[Task instructions] Gather every line that includes the word "name", please.

[Entries shown]
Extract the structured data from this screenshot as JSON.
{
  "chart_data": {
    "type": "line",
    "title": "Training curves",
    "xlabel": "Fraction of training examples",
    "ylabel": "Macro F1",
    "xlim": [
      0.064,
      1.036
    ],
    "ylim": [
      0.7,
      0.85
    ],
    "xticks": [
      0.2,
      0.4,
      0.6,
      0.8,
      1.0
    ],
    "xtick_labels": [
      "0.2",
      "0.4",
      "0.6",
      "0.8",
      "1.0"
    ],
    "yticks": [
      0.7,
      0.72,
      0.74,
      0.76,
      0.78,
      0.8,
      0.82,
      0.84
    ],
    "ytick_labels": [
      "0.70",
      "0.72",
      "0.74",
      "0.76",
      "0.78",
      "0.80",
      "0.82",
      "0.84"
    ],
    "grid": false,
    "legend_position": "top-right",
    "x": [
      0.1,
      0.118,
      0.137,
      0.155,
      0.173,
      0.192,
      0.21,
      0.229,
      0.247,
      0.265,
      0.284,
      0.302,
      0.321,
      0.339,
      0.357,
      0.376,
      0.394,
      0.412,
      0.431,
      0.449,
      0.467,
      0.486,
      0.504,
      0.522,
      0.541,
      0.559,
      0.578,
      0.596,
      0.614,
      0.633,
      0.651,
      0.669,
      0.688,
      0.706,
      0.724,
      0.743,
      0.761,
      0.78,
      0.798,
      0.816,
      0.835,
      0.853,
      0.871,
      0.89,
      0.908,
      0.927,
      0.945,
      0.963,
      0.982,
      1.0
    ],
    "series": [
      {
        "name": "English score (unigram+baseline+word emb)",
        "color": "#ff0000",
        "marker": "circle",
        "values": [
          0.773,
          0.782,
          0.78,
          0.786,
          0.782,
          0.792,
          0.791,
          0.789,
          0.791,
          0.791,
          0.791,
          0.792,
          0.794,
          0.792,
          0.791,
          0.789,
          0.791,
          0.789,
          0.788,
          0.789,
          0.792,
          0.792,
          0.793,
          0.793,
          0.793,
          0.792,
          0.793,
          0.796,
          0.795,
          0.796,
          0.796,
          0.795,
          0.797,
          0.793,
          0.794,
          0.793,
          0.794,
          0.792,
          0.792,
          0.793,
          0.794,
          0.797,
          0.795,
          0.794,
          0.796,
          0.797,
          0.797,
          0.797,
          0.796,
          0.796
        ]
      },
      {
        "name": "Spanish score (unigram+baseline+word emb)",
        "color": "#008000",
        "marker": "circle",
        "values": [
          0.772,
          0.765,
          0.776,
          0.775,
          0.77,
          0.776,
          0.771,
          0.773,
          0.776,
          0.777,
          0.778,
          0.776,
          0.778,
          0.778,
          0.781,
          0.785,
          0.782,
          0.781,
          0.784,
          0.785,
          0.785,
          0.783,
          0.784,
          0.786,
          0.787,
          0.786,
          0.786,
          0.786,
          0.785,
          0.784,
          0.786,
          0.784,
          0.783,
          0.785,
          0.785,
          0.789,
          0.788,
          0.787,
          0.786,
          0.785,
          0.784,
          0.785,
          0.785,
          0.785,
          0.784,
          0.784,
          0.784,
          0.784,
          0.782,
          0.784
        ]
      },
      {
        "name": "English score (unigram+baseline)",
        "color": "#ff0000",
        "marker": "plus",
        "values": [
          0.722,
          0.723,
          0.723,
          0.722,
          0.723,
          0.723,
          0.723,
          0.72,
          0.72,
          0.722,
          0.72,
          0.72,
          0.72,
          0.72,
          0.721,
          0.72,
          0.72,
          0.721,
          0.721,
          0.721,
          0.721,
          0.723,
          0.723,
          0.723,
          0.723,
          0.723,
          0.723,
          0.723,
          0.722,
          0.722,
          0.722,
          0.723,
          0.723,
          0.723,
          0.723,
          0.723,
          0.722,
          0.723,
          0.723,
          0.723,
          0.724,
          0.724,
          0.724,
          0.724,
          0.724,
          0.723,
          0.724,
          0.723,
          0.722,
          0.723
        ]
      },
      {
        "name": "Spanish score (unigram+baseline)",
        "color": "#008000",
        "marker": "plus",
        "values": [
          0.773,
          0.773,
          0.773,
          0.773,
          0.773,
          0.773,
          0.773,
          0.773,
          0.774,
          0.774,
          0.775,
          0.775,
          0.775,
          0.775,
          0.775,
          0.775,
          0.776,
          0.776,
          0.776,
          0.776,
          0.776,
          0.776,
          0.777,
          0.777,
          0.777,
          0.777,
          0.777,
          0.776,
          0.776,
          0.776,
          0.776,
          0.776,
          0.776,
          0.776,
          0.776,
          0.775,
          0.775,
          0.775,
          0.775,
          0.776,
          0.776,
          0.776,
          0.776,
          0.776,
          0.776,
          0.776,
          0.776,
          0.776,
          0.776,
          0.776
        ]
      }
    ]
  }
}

[Result]
        "name": "English score (unigram+baseline+word emb)",
        "name": "Spanish score (unigram+baseline+word emb)",
        "name": "English score (unigram+baseline)",
        "name": "Spanish score (unigram+baseline)",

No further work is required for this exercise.